- AIM OF THE EXERCISE -
Output the lines starting at the one containing "853, 1077, 944]" and ending at the one containing "1401, 1077, 1447]", both included, without any changes.

- Source records -

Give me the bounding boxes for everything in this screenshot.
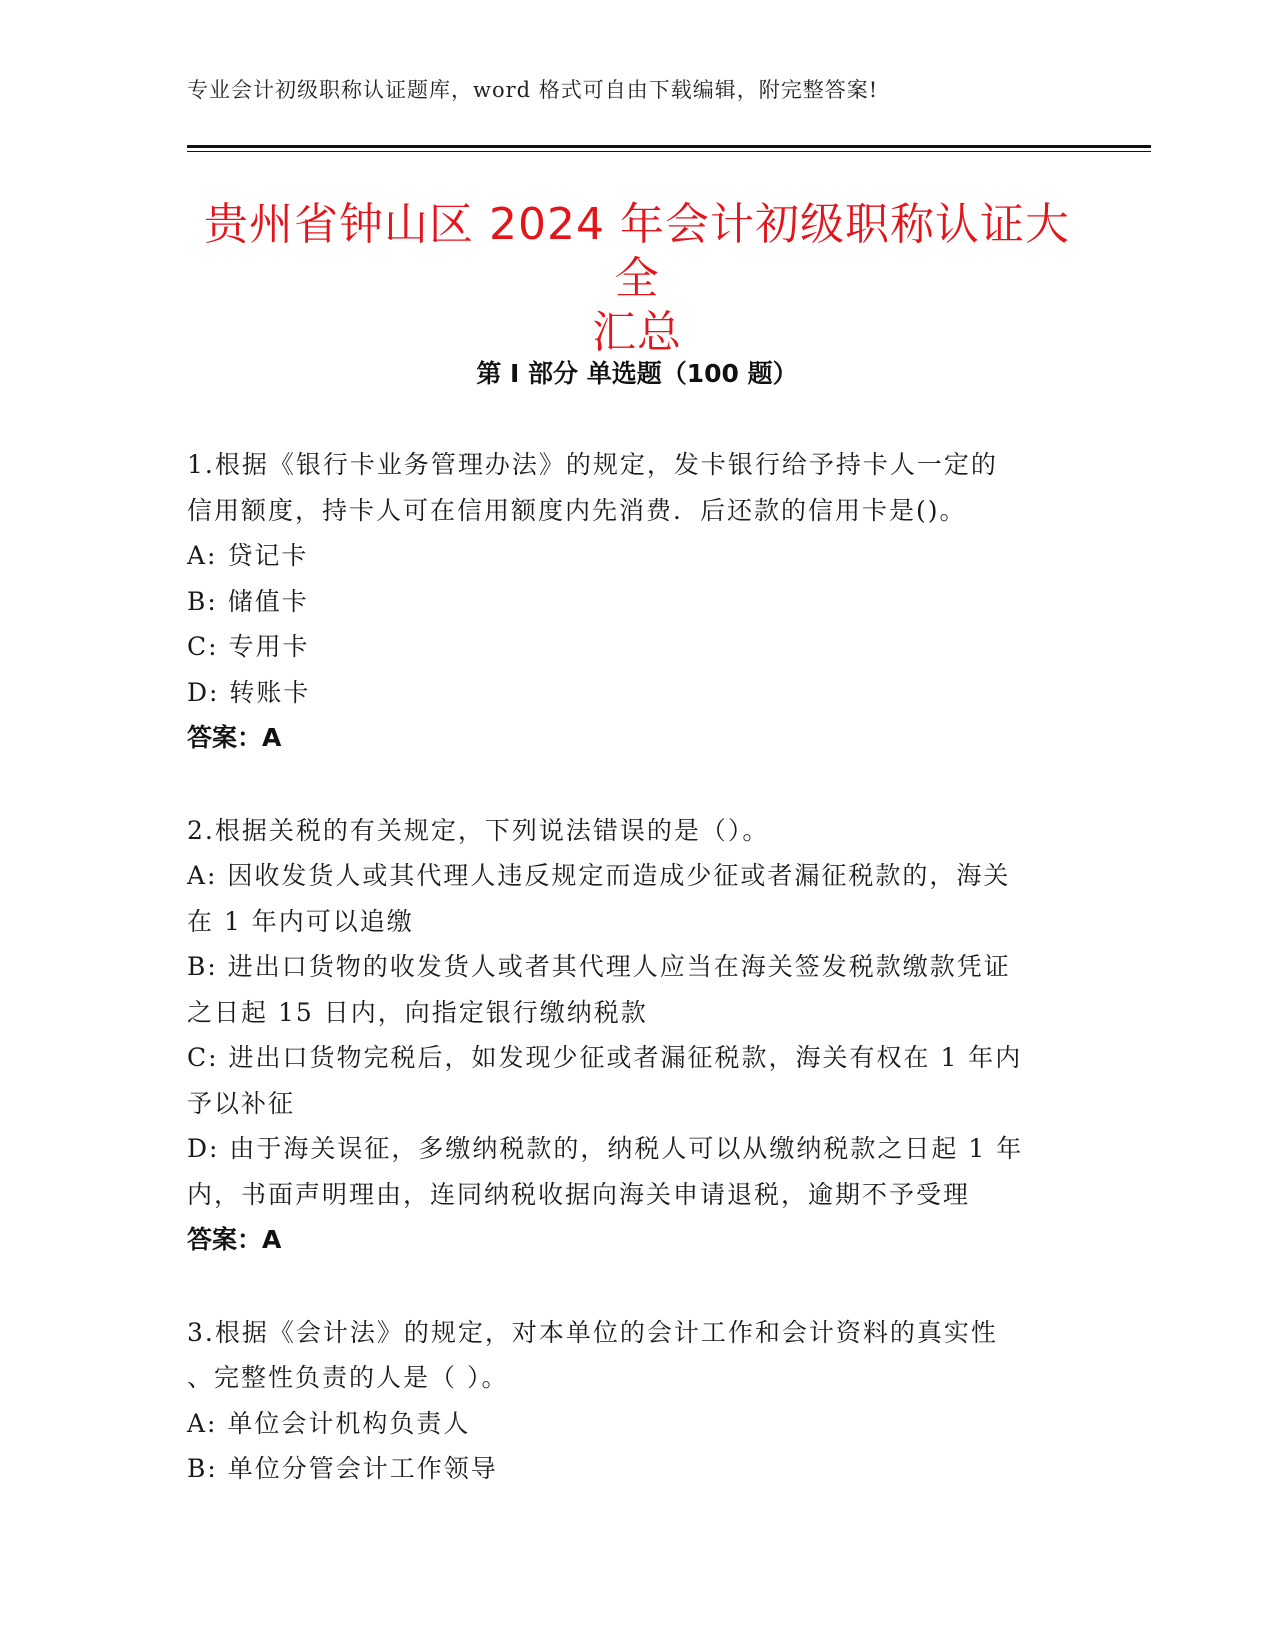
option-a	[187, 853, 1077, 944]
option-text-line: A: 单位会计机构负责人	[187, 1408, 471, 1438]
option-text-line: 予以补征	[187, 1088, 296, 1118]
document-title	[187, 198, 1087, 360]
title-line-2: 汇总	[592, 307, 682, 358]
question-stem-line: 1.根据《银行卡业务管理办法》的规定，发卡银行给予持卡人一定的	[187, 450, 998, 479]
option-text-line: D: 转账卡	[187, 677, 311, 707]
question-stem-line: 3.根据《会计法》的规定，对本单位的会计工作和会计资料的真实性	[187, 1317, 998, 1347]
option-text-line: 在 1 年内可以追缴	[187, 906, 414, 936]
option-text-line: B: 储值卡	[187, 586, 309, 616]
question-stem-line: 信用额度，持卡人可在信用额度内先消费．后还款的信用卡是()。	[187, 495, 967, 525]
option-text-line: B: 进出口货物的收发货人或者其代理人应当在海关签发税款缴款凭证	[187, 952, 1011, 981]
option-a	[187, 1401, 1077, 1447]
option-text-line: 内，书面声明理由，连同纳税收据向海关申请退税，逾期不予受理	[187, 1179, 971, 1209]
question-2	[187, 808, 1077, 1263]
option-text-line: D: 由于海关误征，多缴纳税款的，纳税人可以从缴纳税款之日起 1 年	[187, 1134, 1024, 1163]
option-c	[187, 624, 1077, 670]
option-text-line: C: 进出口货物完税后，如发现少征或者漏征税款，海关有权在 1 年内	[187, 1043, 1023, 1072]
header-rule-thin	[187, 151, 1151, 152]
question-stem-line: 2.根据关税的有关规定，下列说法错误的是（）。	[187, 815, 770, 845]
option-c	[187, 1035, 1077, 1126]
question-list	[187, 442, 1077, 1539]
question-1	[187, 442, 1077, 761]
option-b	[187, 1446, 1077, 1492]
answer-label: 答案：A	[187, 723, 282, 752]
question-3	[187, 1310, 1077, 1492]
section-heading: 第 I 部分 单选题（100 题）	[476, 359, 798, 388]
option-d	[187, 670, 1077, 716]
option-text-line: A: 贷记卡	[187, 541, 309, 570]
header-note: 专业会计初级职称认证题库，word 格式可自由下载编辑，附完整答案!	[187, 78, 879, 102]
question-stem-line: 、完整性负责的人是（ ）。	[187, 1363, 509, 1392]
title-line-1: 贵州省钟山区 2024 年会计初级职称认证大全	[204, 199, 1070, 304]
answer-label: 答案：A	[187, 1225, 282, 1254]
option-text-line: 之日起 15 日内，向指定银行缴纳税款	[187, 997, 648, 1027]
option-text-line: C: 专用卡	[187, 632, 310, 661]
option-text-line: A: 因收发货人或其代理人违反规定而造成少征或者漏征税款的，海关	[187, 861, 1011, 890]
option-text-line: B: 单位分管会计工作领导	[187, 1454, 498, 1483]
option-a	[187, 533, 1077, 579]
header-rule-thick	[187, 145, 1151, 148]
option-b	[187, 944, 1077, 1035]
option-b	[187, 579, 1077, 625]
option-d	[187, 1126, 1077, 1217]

* * *

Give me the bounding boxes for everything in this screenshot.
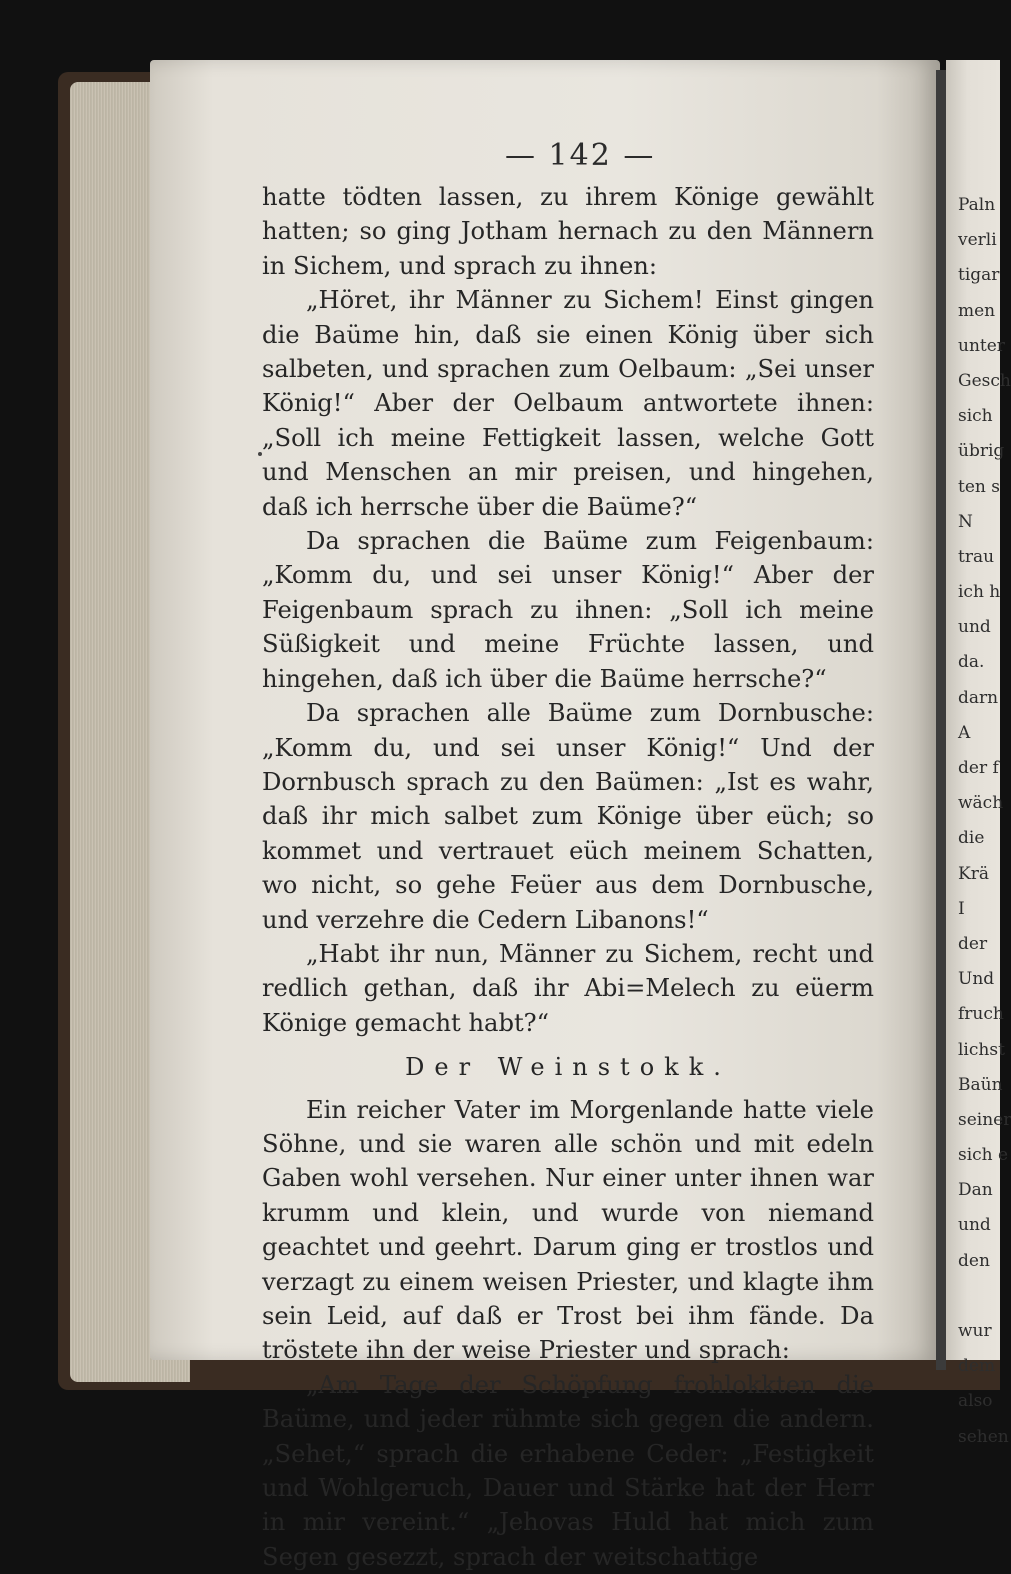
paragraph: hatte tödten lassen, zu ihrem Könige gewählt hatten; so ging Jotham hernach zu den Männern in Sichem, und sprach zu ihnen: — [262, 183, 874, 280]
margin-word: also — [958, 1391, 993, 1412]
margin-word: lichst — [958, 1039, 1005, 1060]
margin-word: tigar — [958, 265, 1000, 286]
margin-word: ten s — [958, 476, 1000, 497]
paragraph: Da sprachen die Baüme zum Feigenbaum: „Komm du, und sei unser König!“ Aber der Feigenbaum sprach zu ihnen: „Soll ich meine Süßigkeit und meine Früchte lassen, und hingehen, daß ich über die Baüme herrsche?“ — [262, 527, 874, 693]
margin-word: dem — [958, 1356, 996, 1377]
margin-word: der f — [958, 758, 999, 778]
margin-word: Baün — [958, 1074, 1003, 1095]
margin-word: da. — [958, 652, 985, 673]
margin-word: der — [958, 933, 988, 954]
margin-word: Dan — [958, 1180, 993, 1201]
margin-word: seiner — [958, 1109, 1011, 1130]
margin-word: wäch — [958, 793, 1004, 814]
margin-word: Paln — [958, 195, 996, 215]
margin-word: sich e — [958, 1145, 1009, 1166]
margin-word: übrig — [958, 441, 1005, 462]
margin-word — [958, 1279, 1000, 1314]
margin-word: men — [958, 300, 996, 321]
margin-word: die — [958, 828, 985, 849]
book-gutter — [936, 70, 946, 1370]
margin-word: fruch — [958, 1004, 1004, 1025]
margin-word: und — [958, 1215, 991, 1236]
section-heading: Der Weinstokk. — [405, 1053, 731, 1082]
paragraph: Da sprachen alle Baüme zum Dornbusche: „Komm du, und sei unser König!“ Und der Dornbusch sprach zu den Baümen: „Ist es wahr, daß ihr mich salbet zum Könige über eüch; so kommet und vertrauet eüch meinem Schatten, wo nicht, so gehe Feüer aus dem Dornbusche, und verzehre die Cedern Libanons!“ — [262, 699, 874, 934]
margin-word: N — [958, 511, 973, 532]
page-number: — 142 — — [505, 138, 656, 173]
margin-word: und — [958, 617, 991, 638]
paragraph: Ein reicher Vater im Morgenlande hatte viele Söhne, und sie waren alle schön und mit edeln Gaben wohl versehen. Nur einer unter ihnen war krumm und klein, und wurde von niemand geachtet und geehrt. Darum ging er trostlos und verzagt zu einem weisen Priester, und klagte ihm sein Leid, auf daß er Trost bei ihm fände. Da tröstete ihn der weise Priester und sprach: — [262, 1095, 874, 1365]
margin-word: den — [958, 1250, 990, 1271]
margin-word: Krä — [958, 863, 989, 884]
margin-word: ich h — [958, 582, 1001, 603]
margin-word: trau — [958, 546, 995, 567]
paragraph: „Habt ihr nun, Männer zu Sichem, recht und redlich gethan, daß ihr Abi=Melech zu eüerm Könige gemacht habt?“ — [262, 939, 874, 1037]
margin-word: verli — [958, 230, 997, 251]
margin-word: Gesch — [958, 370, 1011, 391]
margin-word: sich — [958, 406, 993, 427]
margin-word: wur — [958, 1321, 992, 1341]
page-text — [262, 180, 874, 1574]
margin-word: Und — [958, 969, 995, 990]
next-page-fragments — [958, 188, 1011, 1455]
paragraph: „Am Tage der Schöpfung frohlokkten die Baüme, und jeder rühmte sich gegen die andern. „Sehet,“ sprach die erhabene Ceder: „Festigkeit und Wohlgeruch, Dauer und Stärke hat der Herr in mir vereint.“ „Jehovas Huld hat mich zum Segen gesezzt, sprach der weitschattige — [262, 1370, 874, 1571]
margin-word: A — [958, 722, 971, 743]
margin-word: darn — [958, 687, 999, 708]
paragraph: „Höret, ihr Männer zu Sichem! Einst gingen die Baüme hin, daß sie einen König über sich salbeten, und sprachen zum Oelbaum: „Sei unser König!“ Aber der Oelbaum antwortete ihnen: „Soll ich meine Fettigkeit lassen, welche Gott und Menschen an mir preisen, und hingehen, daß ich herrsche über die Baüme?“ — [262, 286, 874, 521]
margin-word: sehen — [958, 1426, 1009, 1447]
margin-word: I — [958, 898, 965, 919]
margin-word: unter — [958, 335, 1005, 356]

- SOLUTION FOR THIS TASK -
option-a	[187, 853, 1077, 944]
option-text-line: A: 单位会计机构负责人	[187, 1408, 471, 1438]
option-text-line: 予以补征	[187, 1088, 296, 1118]
document-title	[187, 198, 1087, 360]
title-line-2: 汇总	[592, 307, 682, 358]
question-stem-line: 1.根据《银行卡业务管理办法》的规定，发卡银行给予持卡人一定的	[187, 450, 998, 479]
option-text-line: D: 转账卡	[187, 677, 311, 707]
question-stem-line: 3.根据《会计法》的规定，对本单位的会计工作和会计资料的真实性	[187, 1317, 998, 1347]
option-text-line: 在 1 年内可以追缴	[187, 906, 414, 936]
option-text-line: B: 储值卡	[187, 586, 309, 616]
question-stem-line: 信用额度，持卡人可在信用额度内先消费．后还款的信用卡是()。	[187, 495, 967, 525]
option-text-line: B: 进出口货物的收发货人或者其代理人应当在海关签发税款缴款凭证	[187, 952, 1011, 981]
option-a	[187, 1401, 1077, 1447]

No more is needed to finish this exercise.